* BEGIN Data rows *

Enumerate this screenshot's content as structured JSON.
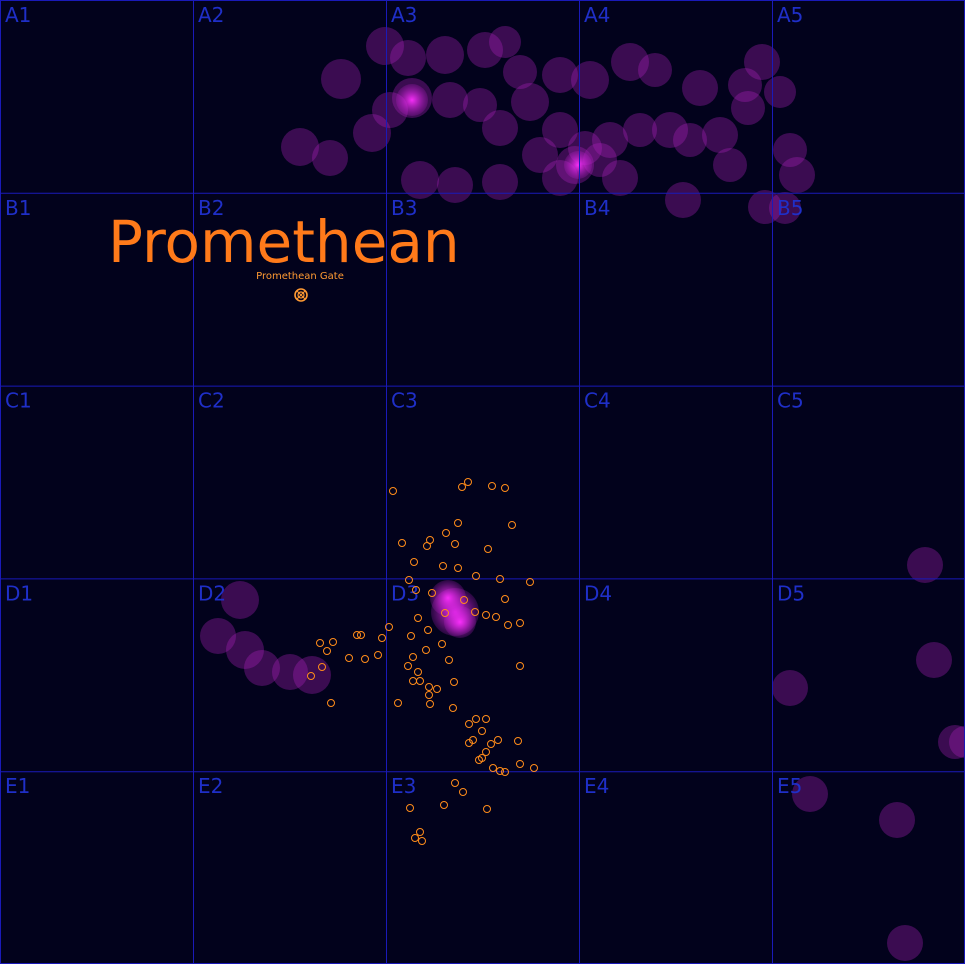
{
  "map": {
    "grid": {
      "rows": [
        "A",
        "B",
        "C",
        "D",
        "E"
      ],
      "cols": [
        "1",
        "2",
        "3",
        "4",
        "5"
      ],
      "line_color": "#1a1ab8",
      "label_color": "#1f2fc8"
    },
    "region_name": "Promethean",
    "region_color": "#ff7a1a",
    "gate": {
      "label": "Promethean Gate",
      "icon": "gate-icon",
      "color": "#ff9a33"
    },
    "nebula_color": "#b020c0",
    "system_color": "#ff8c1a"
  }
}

* END Data rows *

● **Exercise goal**: Reproduce the listing exactly. Leave its pictures out.

● **Answer**:
Enumerate this screenshot's content as structured JSON.
{
  "map": {
    "grid": {
      "rows": [
        "A",
        "B",
        "C",
        "D",
        "E"
      ],
      "cols": [
        "1",
        "2",
        "3",
        "4",
        "5"
      ],
      "line_color": "#1a1ab8",
      "label_color": "#1f2fc8"
    },
    "region_name": "Promethean",
    "region_color": "#ff7a1a",
    "gate": {
      "label": "Promethean Gate",
      "icon": "gate-icon",
      "color": "#ff9a33"
    },
    "nebula_color": "#b020c0",
    "system_color": "#ff8c1a"
  }
}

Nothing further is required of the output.